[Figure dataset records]
= = = = = = =

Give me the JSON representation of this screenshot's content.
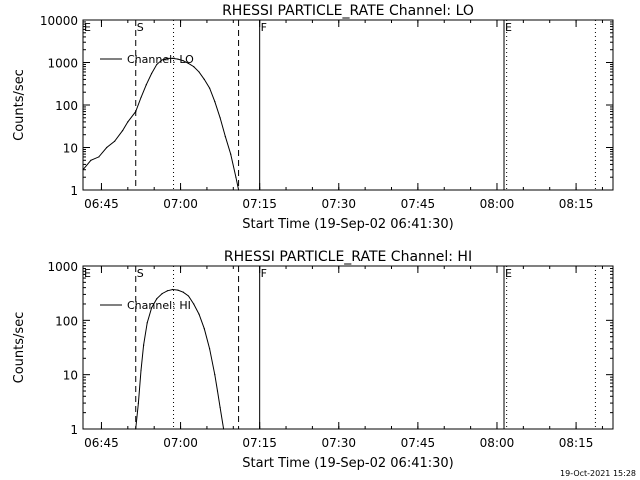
{
  "chart_data": [
    {
      "type": "line",
      "title": "RHESSI PARTICLE_RATE Channel: LO",
      "xlabel": "Start Time (19-Sep-02 06:41:30)",
      "ylabel": "Counts/sec",
      "y_scale": "log",
      "xlim": [
        "06:41:30",
        "08:22:00"
      ],
      "ylim": [
        1,
        10000
      ],
      "x_ticks": [
        "06:45",
        "07:00",
        "07:15",
        "07:30",
        "07:45",
        "08:00",
        "08:15"
      ],
      "y_ticks": [
        "1",
        "10",
        "100",
        "1000",
        "10000"
      ],
      "legend": {
        "position": "top-left",
        "entries": [
          "Channel: LO"
        ]
      },
      "flags": [
        {
          "label": "E",
          "time": "06:41:30",
          "style": "none"
        },
        {
          "label": "S",
          "time": "06:51:30",
          "style": "dashed"
        },
        {
          "label": "",
          "time": "06:58:40",
          "style": "dotted"
        },
        {
          "label": "",
          "time": "07:11:00",
          "style": "dashed"
        },
        {
          "label": "F",
          "time": "07:15:00",
          "style": "solid"
        },
        {
          "label": "E",
          "time": "08:01:20",
          "style": "solid"
        },
        {
          "label": "",
          "time": "08:01:50",
          "style": "dotted"
        },
        {
          "label": "",
          "time": "08:18:40",
          "style": "dotted"
        }
      ],
      "series": [
        {
          "name": "Channel: LO",
          "x": [
            "06:41:30",
            "06:43:00",
            "06:44:30",
            "06:46:00",
            "06:47:30",
            "06:49:00",
            "06:50:00",
            "06:51:30",
            "06:52:30",
            "06:53:30",
            "06:54:30",
            "06:55:30",
            "06:56:30",
            "06:57:30",
            "06:58:30",
            "06:59:30",
            "07:00:30",
            "07:01:30",
            "07:02:30",
            "07:03:30",
            "07:04:30",
            "07:05:30",
            "07:06:30",
            "07:07:30",
            "07:08:30",
            "07:09:30",
            "07:10:30",
            "07:11:00"
          ],
          "y": [
            3,
            5,
            6,
            10,
            14,
            25,
            40,
            70,
            150,
            300,
            550,
            900,
            1150,
            1250,
            1250,
            1200,
            1100,
            950,
            800,
            600,
            400,
            250,
            120,
            50,
            18,
            7,
            2,
            1
          ]
        }
      ]
    },
    {
      "type": "line",
      "title": "RHESSI PARTICLE_RATE Channel: HI",
      "xlabel": "Start Time (19-Sep-02 06:41:30)",
      "ylabel": "Counts/sec",
      "y_scale": "log",
      "xlim": [
        "06:41:30",
        "08:22:00"
      ],
      "ylim": [
        1,
        1000
      ],
      "x_ticks": [
        "06:45",
        "07:00",
        "07:15",
        "07:30",
        "07:45",
        "08:00",
        "08:15"
      ],
      "y_ticks": [
        "1",
        "10",
        "100",
        "1000"
      ],
      "legend": {
        "position": "top-left",
        "entries": [
          "Channel: HI"
        ]
      },
      "flags": [
        {
          "label": "E",
          "time": "06:41:30",
          "style": "none"
        },
        {
          "label": "S",
          "time": "06:51:30",
          "style": "dashed"
        },
        {
          "label": "",
          "time": "06:58:40",
          "style": "dotted"
        },
        {
          "label": "",
          "time": "07:11:00",
          "style": "dashed"
        },
        {
          "label": "F",
          "time": "07:15:00",
          "style": "solid"
        },
        {
          "label": "E",
          "time": "08:01:20",
          "style": "solid"
        },
        {
          "label": "",
          "time": "08:01:50",
          "style": "dotted"
        },
        {
          "label": "",
          "time": "08:18:40",
          "style": "dotted"
        }
      ],
      "series": [
        {
          "name": "Channel: HI",
          "x": [
            "06:51:30",
            "06:52:00",
            "06:52:30",
            "06:53:00",
            "06:53:40",
            "06:54:30",
            "06:55:30",
            "06:56:30",
            "06:57:30",
            "06:58:30",
            "06:59:30",
            "07:00:30",
            "07:01:30",
            "07:02:30",
            "07:03:30",
            "07:04:30",
            "07:05:30",
            "07:06:30",
            "07:07:00",
            "07:07:30",
            "07:08:10"
          ],
          "y": [
            1,
            3,
            12,
            35,
            90,
            170,
            250,
            310,
            350,
            370,
            360,
            330,
            280,
            200,
            130,
            70,
            30,
            10,
            5,
            2.5,
            1
          ]
        }
      ]
    }
  ],
  "timestamp": "19-Oct-2021 15:28"
}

= = = = = = =

*Problem*. Repeat the material above word for word and skip every image in it.

*Task answer*.
Give me the JSON representation of this screenshot's content.
{
  "chart_data": [
    {
      "type": "line",
      "title": "RHESSI PARTICLE_RATE Channel: LO",
      "xlabel": "Start Time (19-Sep-02 06:41:30)",
      "ylabel": "Counts/sec",
      "y_scale": "log",
      "xlim": [
        "06:41:30",
        "08:22:00"
      ],
      "ylim": [
        1,
        10000
      ],
      "x_ticks": [
        "06:45",
        "07:00",
        "07:15",
        "07:30",
        "07:45",
        "08:00",
        "08:15"
      ],
      "y_ticks": [
        "1",
        "10",
        "100",
        "1000",
        "10000"
      ],
      "legend": {
        "position": "top-left",
        "entries": [
          "Channel: LO"
        ]
      },
      "flags": [
        {
          "label": "E",
          "time": "06:41:30",
          "style": "none"
        },
        {
          "label": "S",
          "time": "06:51:30",
          "style": "dashed"
        },
        {
          "label": "",
          "time": "06:58:40",
          "style": "dotted"
        },
        {
          "label": "",
          "time": "07:11:00",
          "style": "dashed"
        },
        {
          "label": "F",
          "time": "07:15:00",
          "style": "solid"
        },
        {
          "label": "E",
          "time": "08:01:20",
          "style": "solid"
        },
        {
          "label": "",
          "time": "08:01:50",
          "style": "dotted"
        },
        {
          "label": "",
          "time": "08:18:40",
          "style": "dotted"
        }
      ],
      "series": [
        {
          "name": "Channel: LO",
          "x": [
            "06:41:30",
            "06:43:00",
            "06:44:30",
            "06:46:00",
            "06:47:30",
            "06:49:00",
            "06:50:00",
            "06:51:30",
            "06:52:30",
            "06:53:30",
            "06:54:30",
            "06:55:30",
            "06:56:30",
            "06:57:30",
            "06:58:30",
            "06:59:30",
            "07:00:30",
            "07:01:30",
            "07:02:30",
            "07:03:30",
            "07:04:30",
            "07:05:30",
            "07:06:30",
            "07:07:30",
            "07:08:30",
            "07:09:30",
            "07:10:30",
            "07:11:00"
          ],
          "y": [
            3,
            5,
            6,
            10,
            14,
            25,
            40,
            70,
            150,
            300,
            550,
            900,
            1150,
            1250,
            1250,
            1200,
            1100,
            950,
            800,
            600,
            400,
            250,
            120,
            50,
            18,
            7,
            2,
            1
          ]
        }
      ]
    },
    {
      "type": "line",
      "title": "RHESSI PARTICLE_RATE Channel: HI",
      "xlabel": "Start Time (19-Sep-02 06:41:30)",
      "ylabel": "Counts/sec",
      "y_scale": "log",
      "xlim": [
        "06:41:30",
        "08:22:00"
      ],
      "ylim": [
        1,
        1000
      ],
      "x_ticks": [
        "06:45",
        "07:00",
        "07:15",
        "07:30",
        "07:45",
        "08:00",
        "08:15"
      ],
      "y_ticks": [
        "1",
        "10",
        "100",
        "1000"
      ],
      "legend": {
        "position": "top-left",
        "entries": [
          "Channel: HI"
        ]
      },
      "flags": [
        {
          "label": "E",
          "time": "06:41:30",
          "style": "none"
        },
        {
          "label": "S",
          "time": "06:51:30",
          "style": "dashed"
        },
        {
          "label": "",
          "time": "06:58:40",
          "style": "dotted"
        },
        {
          "label": "",
          "time": "07:11:00",
          "style": "dashed"
        },
        {
          "label": "F",
          "time": "07:15:00",
          "style": "solid"
        },
        {
          "label": "E",
          "time": "08:01:20",
          "style": "solid"
        },
        {
          "label": "",
          "time": "08:01:50",
          "style": "dotted"
        },
        {
          "label": "",
          "time": "08:18:40",
          "style": "dotted"
        }
      ],
      "series": [
        {
          "name": "Channel: HI",
          "x": [
            "06:51:30",
            "06:52:00",
            "06:52:30",
            "06:53:00",
            "06:53:40",
            "06:54:30",
            "06:55:30",
            "06:56:30",
            "06:57:30",
            "06:58:30",
            "06:59:30",
            "07:00:30",
            "07:01:30",
            "07:02:30",
            "07:03:30",
            "07:04:30",
            "07:05:30",
            "07:06:30",
            "07:07:00",
            "07:07:30",
            "07:08:10"
          ],
          "y": [
            1,
            3,
            12,
            35,
            90,
            170,
            250,
            310,
            350,
            370,
            360,
            330,
            280,
            200,
            130,
            70,
            30,
            10,
            5,
            2.5,
            1
          ]
        }
      ]
    }
  ],
  "timestamp": "19-Oct-2021 15:28"
}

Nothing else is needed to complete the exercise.